→ EXERCISE
Copy out all the lines exactly. Omit pictures.

→ PROVIDED MATERIAL

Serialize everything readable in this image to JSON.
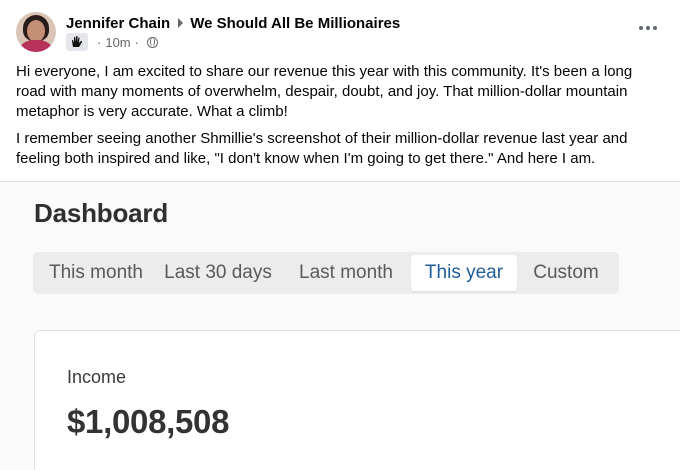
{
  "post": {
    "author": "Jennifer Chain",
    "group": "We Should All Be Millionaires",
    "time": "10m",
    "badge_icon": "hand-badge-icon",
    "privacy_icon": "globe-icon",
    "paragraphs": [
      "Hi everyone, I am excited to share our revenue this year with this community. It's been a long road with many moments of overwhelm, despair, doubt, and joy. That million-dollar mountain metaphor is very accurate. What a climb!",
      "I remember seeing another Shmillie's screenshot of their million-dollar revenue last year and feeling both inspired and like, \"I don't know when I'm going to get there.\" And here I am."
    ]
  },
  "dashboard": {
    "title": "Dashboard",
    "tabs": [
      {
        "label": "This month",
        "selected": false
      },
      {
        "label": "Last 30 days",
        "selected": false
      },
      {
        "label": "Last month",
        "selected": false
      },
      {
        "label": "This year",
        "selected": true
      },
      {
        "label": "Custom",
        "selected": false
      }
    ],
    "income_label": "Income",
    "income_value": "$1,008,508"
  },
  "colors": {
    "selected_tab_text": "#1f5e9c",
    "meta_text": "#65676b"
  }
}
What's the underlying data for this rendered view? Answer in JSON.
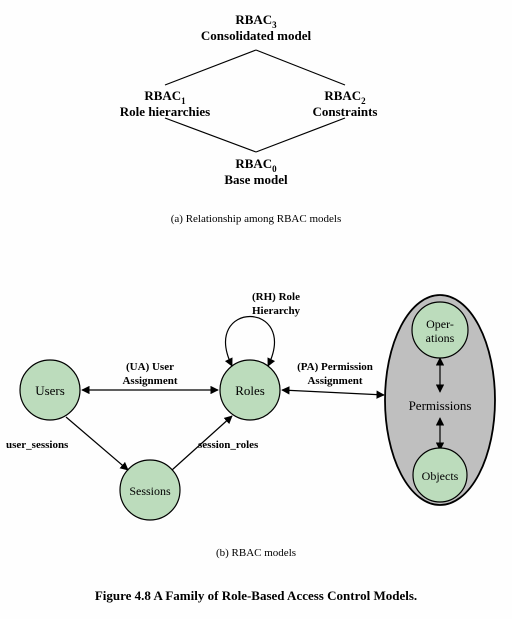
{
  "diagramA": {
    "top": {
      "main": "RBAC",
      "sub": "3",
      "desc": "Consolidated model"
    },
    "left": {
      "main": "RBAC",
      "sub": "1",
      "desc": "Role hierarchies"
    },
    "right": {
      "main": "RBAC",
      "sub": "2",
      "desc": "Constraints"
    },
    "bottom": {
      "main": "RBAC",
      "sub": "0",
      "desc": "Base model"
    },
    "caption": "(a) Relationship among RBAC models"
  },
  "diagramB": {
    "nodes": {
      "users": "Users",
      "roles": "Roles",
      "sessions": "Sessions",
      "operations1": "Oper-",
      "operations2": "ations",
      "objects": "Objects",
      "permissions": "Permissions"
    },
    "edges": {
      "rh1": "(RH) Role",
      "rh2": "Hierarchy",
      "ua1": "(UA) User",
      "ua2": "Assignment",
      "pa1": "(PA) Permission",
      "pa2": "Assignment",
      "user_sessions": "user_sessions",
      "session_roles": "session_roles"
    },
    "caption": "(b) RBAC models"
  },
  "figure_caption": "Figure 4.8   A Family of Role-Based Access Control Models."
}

→ WRITTEN RESPONSE
Serialize everything readable in this image to JSON.
{
  "post": {
    "author": "Jennifer Chain",
    "group": "We Should All Be Millionaires",
    "time": "10m",
    "badge_icon": "hand-badge-icon",
    "privacy_icon": "globe-icon",
    "paragraphs": [
      "Hi everyone, I am excited to share our revenue this year with this community. It's been a long road with many moments of overwhelm, despair, doubt, and joy. That million-dollar mountain metaphor is very accurate. What a climb!",
      "I remember seeing another Shmillie's screenshot of their million-dollar revenue last year and feeling both inspired and like, \"I don't know when I'm going to get there.\" And here I am."
    ]
  },
  "dashboard": {
    "title": "Dashboard",
    "tabs": [
      {
        "label": "This month",
        "selected": false
      },
      {
        "label": "Last 30 days",
        "selected": false
      },
      {
        "label": "Last month",
        "selected": false
      },
      {
        "label": "This year",
        "selected": true
      },
      {
        "label": "Custom",
        "selected": false
      }
    ],
    "income_label": "Income",
    "income_value": "$1,008,508"
  },
  "colors": {
    "selected_tab_text": "#1f5e9c",
    "meta_text": "#65676b"
  }
}
What's the underlying data for this rendered view? Answer in JSON.
{
  "diagramA": {
    "top": {
      "main": "RBAC",
      "sub": "3",
      "desc": "Consolidated model"
    },
    "left": {
      "main": "RBAC",
      "sub": "1",
      "desc": "Role hierarchies"
    },
    "right": {
      "main": "RBAC",
      "sub": "2",
      "desc": "Constraints"
    },
    "bottom": {
      "main": "RBAC",
      "sub": "0",
      "desc": "Base model"
    },
    "caption": "(a) Relationship among RBAC models"
  },
  "diagramB": {
    "nodes": {
      "users": "Users",
      "roles": "Roles",
      "sessions": "Sessions",
      "operations1": "Oper-",
      "operations2": "ations",
      "objects": "Objects",
      "permissions": "Permissions"
    },
    "edges": {
      "rh1": "(RH) Role",
      "rh2": "Hierarchy",
      "ua1": "(UA) User",
      "ua2": "Assignment",
      "pa1": "(PA) Permission",
      "pa2": "Assignment",
      "user_sessions": "user_sessions",
      "session_roles": "session_roles"
    },
    "caption": "(b) RBAC models"
  },
  "figure_caption": "Figure 4.8   A Family of Role-Based Access Control Models."
}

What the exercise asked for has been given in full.